**Problem**
Copy the material that follows word for word and omit its pictures.
··· Material supplied ···
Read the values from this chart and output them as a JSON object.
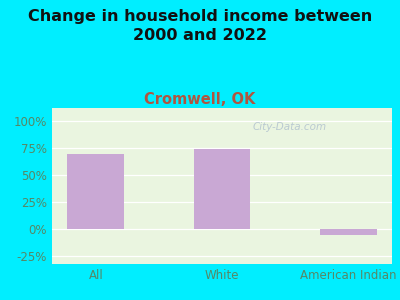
{
  "title": "Change in household income between\n2000 and 2022",
  "subtitle": "Cromwell, OK",
  "categories": [
    "All",
    "White",
    "American Indian"
  ],
  "values": [
    70,
    74,
    -5
  ],
  "bar_color": "#c9a8d4",
  "background_outer": "#00eeff",
  "background_plot": "#eaf5e0",
  "title_color": "#111111",
  "subtitle_color": "#b05540",
  "tick_label_color": "#558866",
  "yticks": [
    -25,
    0,
    25,
    50,
    75,
    100
  ],
  "ylim": [
    -32,
    112
  ],
  "watermark": "City-Data.com",
  "title_fontsize": 11.5,
  "subtitle_fontsize": 10.5
}
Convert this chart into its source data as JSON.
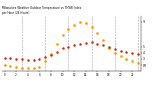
{
  "title_line1": "Milwaukee Weather Outdoor Temperature vs THSW Index",
  "title_line2": "per Hour (24 Hours)",
  "hours": [
    0,
    1,
    2,
    3,
    4,
    5,
    6,
    7,
    8,
    9,
    10,
    11,
    12,
    13,
    14,
    15,
    16,
    17,
    18,
    19,
    20,
    21,
    22,
    23
  ],
  "temp": [
    32,
    31,
    30,
    30,
    29,
    29,
    30,
    33,
    37,
    42,
    47,
    50,
    53,
    55,
    56,
    57,
    55,
    53,
    49,
    46,
    43,
    41,
    39,
    38
  ],
  "thsw": [
    20,
    18,
    17,
    16,
    15,
    15,
    17,
    26,
    38,
    55,
    68,
    78,
    85,
    90,
    88,
    82,
    72,
    60,
    48,
    40,
    35,
    30,
    27,
    24
  ],
  "temp_color": "#cc2200",
  "thsw_color": "#ff9900",
  "bg_color": "#ffffff",
  "grid_color": "#999999",
  "title_color": "#000000",
  "ylim": [
    10,
    100
  ],
  "xlim": [
    -0.5,
    23.5
  ],
  "vgrid_positions": [
    3,
    7,
    11,
    15,
    19,
    23
  ],
  "yticks": [
    90,
    50,
    40,
    30,
    20
  ],
  "ytick_labels": [
    "9",
    "5",
    "4",
    "3",
    "W"
  ],
  "xtick_positions": [
    0,
    2,
    4,
    6,
    8,
    10,
    12,
    14,
    16,
    18,
    20,
    22
  ],
  "xtick_labels": [
    "0",
    "2",
    "4",
    "6",
    "8",
    "10",
    "12",
    "14",
    "16",
    "18",
    "20",
    "22"
  ]
}
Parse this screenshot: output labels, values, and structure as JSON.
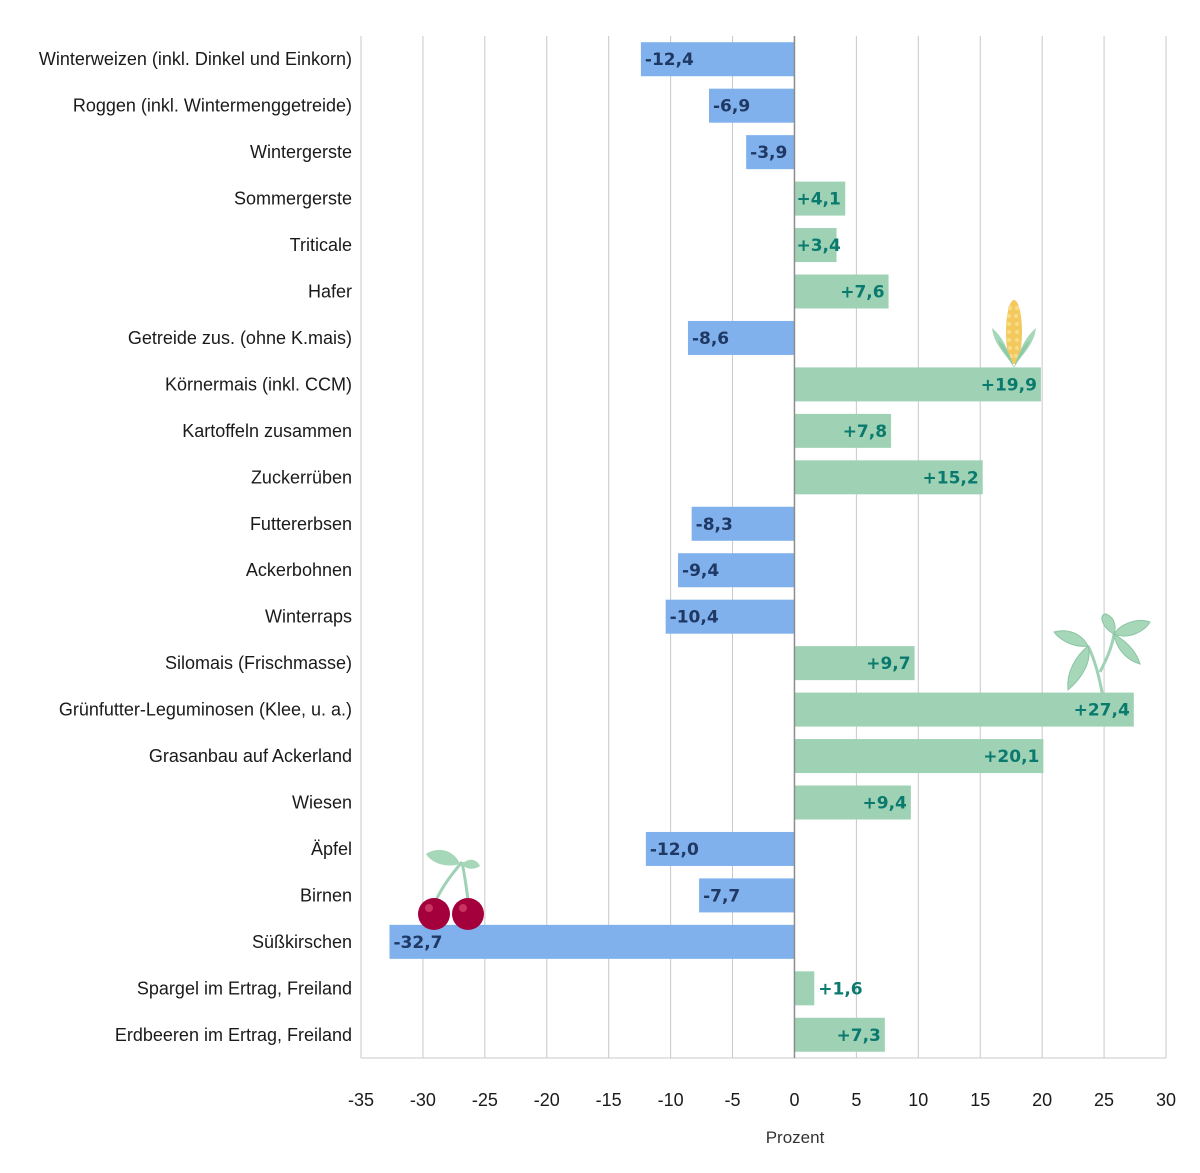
{
  "chart_data": {
    "type": "bar",
    "orientation": "horizontal",
    "categories": [
      "Winterweizen (inkl. Dinkel und Einkorn)",
      "Roggen (inkl. Wintermenggetreide)",
      "Wintergerste",
      "Sommergerste",
      "Triticale",
      "Hafer",
      "Getreide zus. (ohne K.mais)",
      "Körnermais (inkl. CCM)",
      "Kartoffeln zusammen",
      "Zuckerrüben",
      "Futtererbsen",
      "Ackerbohnen",
      "Winterraps",
      "Silomais (Frischmasse)",
      "Grünfutter-Leguminosen (Klee, u. a.)",
      "Grasanbau auf Ackerland",
      "Wiesen",
      "Äpfel",
      "Birnen",
      "Süßkirschen",
      "Spargel im Ertrag, Freiland",
      "Erdbeeren im Ertrag, Freiland"
    ],
    "values": [
      -12.4,
      -6.9,
      -3.9,
      4.1,
      3.4,
      7.6,
      -8.6,
      19.9,
      7.8,
      15.2,
      -8.3,
      -9.4,
      -10.4,
      9.7,
      27.4,
      20.1,
      9.4,
      -12.0,
      -7.7,
      -32.7,
      1.6,
      7.3
    ],
    "value_labels": [
      "-12,4",
      "-6,9",
      "-3,9",
      "+4,1",
      "+3,4",
      "+7,6",
      "-8,6",
      "+19,9",
      "+7,8",
      "+15,2",
      "-8,3",
      "-9,4",
      "-10,4",
      "+9,7",
      "+27,4",
      "+20,1",
      "+9,4",
      "-12,0",
      "-7,7",
      "-32,7",
      "+1,6",
      "+7,3"
    ],
    "xlabel": "Prozent",
    "xlim": [
      -35,
      30
    ],
    "xticks": [
      -35,
      -30,
      -25,
      -20,
      -15,
      -10,
      -5,
      0,
      5,
      10,
      15,
      20,
      25,
      30
    ],
    "xtick_labels": [
      "-35",
      "-30",
      "-25",
      "-20",
      "-15",
      "-10",
      "-5",
      "0",
      "5",
      "10",
      "15",
      "20",
      "25",
      "30"
    ],
    "grid": "vertical",
    "colors": {
      "negative": "#80b1ec",
      "positive": "#9fd2b5",
      "negative_label": "#1f3864",
      "positive_label": "#0b7a6e",
      "grid": "#c8c8c8",
      "axis": "#8c8c8c"
    },
    "decorations": [
      {
        "icon": "corn-icon",
        "near_category": "Körnermais (inkl. CCM)"
      },
      {
        "icon": "clover-icon",
        "near_category": "Grünfutter-Leguminosen (Klee, u. a.)"
      },
      {
        "icon": "cherry-icon",
        "near_category": "Süßkirschen"
      }
    ]
  }
}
···
**Response for this exercise**
Read the values from this chart and output them as a JSON object.
{
  "title": "Change in household income between\n2000 and 2022",
  "subtitle": "Cromwell, OK",
  "categories": [
    "All",
    "White",
    "American Indian"
  ],
  "values": [
    70,
    74,
    -5
  ],
  "bar_color": "#c9a8d4",
  "background_outer": "#00eeff",
  "background_plot": "#eaf5e0",
  "title_color": "#111111",
  "subtitle_color": "#b05540",
  "tick_label_color": "#558866",
  "yticks": [
    -25,
    0,
    25,
    50,
    75,
    100
  ],
  "ylim": [
    -32,
    112
  ],
  "watermark": "City-Data.com",
  "title_fontsize": 11.5,
  "subtitle_fontsize": 10.5
}
Convert this chart into its source data as JSON.
{
  "title_line1": "Milwaukee Weather Outdoor Temperature vs THSW Index",
  "title_line2": "per Hour (24 Hours)",
  "hours": [
    0,
    1,
    2,
    3,
    4,
    5,
    6,
    7,
    8,
    9,
    10,
    11,
    12,
    13,
    14,
    15,
    16,
    17,
    18,
    19,
    20,
    21,
    22,
    23
  ],
  "temp": [
    32,
    31,
    30,
    30,
    29,
    29,
    30,
    33,
    37,
    42,
    47,
    50,
    53,
    55,
    56,
    57,
    55,
    53,
    49,
    46,
    43,
    41,
    39,
    38
  ],
  "thsw": [
    20,
    18,
    17,
    16,
    15,
    15,
    17,
    26,
    38,
    55,
    68,
    78,
    85,
    90,
    88,
    82,
    72,
    60,
    48,
    40,
    35,
    30,
    27,
    24
  ],
  "temp_color": "#cc2200",
  "thsw_color": "#ff9900",
  "bg_color": "#ffffff",
  "grid_color": "#999999",
  "title_color": "#000000",
  "ylim": [
    10,
    100
  ],
  "xlim": [
    -0.5,
    23.5
  ],
  "vgrid_positions": [
    3,
    7,
    11,
    15,
    19,
    23
  ],
  "yticks": [
    90,
    50,
    40,
    30,
    20
  ],
  "ytick_labels": [
    "9",
    "5",
    "4",
    "3",
    "W"
  ],
  "xtick_positions": [
    0,
    2,
    4,
    6,
    8,
    10,
    12,
    14,
    16,
    18,
    20,
    22
  ],
  "xtick_labels": [
    "0",
    "2",
    "4",
    "6",
    "8",
    "10",
    "12",
    "14",
    "16",
    "18",
    "20",
    "22"
  ]
}
Parse this screenshot: output labels, values, and structure as JSON.
{
  "chart_data": {
    "type": "bar",
    "orientation": "horizontal",
    "categories": [
      "Winterweizen (inkl. Dinkel und Einkorn)",
      "Roggen (inkl. Wintermenggetreide)",
      "Wintergerste",
      "Sommergerste",
      "Triticale",
      "Hafer",
      "Getreide zus. (ohne K.mais)",
      "Körnermais (inkl. CCM)",
      "Kartoffeln zusammen",
      "Zuckerrüben",
      "Futtererbsen",
      "Ackerbohnen",
      "Winterraps",
      "Silomais (Frischmasse)",
      "Grünfutter-Leguminosen (Klee, u. a.)",
      "Grasanbau auf Ackerland",
      "Wiesen",
      "Äpfel",
      "Birnen",
      "Süßkirschen",
      "Spargel im Ertrag, Freiland",
      "Erdbeeren im Ertrag, Freiland"
    ],
    "values": [
      -12.4,
      -6.9,
      -3.9,
      4.1,
      3.4,
      7.6,
      -8.6,
      19.9,
      7.8,
      15.2,
      -8.3,
      -9.4,
      -10.4,
      9.7,
      27.4,
      20.1,
      9.4,
      -12.0,
      -7.7,
      -32.7,
      1.6,
      7.3
    ],
    "value_labels": [
      "-12,4",
      "-6,9",
      "-3,9",
      "+4,1",
      "+3,4",
      "+7,6",
      "-8,6",
      "+19,9",
      "+7,8",
      "+15,2",
      "-8,3",
      "-9,4",
      "-10,4",
      "+9,7",
      "+27,4",
      "+20,1",
      "+9,4",
      "-12,0",
      "-7,7",
      "-32,7",
      "+1,6",
      "+7,3"
    ],
    "xlabel": "Prozent",
    "xlim": [
      -35,
      30
    ],
    "xticks": [
      -35,
      -30,
      -25,
      -20,
      -15,
      -10,
      -5,
      0,
      5,
      10,
      15,
      20,
      25,
      30
    ],
    "xtick_labels": [
      "-35",
      "-30",
      "-25",
      "-20",
      "-15",
      "-10",
      "-5",
      "0",
      "5",
      "10",
      "15",
      "20",
      "25",
      "30"
    ],
    "grid": "vertical",
    "colors": {
      "negative": "#80b1ec",
      "positive": "#9fd2b5",
      "negative_label": "#1f3864",
      "positive_label": "#0b7a6e",
      "grid": "#c8c8c8",
      "axis": "#8c8c8c"
    },
    "decorations": [
      {
        "icon": "corn-icon",
        "near_category": "Körnermais (inkl. CCM)"
      },
      {
        "icon": "clover-icon",
        "near_category": "Grünfutter-Leguminosen (Klee, u. a.)"
      },
      {
        "icon": "cherry-icon",
        "near_category": "Süßkirschen"
      }
    ]
  }
}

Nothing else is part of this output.